Data shown:
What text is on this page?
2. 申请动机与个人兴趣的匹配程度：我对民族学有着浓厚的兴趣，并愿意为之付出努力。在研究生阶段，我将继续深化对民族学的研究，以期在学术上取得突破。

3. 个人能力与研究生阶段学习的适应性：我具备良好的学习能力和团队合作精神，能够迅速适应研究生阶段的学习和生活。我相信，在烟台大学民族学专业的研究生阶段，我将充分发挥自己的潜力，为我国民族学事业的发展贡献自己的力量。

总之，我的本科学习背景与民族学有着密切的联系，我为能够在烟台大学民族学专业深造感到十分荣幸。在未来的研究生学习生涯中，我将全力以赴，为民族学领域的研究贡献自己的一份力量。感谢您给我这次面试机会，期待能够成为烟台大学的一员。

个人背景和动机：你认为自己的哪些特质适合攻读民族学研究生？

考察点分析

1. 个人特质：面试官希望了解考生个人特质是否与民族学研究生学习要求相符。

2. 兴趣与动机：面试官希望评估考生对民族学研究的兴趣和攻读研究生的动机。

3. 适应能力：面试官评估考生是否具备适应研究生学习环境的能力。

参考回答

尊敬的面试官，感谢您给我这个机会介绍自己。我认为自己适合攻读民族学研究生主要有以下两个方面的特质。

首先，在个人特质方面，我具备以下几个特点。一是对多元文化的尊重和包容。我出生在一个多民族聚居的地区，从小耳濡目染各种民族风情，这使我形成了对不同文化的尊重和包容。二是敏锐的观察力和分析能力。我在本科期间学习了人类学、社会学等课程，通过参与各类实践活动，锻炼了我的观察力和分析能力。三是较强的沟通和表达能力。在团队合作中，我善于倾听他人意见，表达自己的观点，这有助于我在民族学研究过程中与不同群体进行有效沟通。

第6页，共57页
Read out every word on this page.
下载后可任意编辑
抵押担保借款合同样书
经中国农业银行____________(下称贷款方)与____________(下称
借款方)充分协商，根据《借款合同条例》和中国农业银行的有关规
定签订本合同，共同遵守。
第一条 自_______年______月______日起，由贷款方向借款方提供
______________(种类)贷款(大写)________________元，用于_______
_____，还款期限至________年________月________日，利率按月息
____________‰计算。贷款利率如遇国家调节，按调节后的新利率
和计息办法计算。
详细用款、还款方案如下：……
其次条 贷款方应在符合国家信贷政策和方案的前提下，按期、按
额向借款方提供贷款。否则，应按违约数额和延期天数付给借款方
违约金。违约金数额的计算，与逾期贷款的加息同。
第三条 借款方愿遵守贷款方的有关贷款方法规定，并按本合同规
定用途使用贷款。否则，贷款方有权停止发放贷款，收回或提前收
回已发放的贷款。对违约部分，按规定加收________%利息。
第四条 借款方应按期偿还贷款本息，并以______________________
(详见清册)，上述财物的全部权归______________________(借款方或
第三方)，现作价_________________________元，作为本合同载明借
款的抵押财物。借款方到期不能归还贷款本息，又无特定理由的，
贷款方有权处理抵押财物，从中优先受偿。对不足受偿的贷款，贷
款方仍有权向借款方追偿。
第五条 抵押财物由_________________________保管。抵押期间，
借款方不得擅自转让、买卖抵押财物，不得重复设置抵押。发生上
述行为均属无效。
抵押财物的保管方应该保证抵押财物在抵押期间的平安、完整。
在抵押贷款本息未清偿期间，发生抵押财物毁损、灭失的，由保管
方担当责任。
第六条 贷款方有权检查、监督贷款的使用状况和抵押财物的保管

Requirement:
Reply with one number only: how many lines of the listing hold "this"?

Result:
2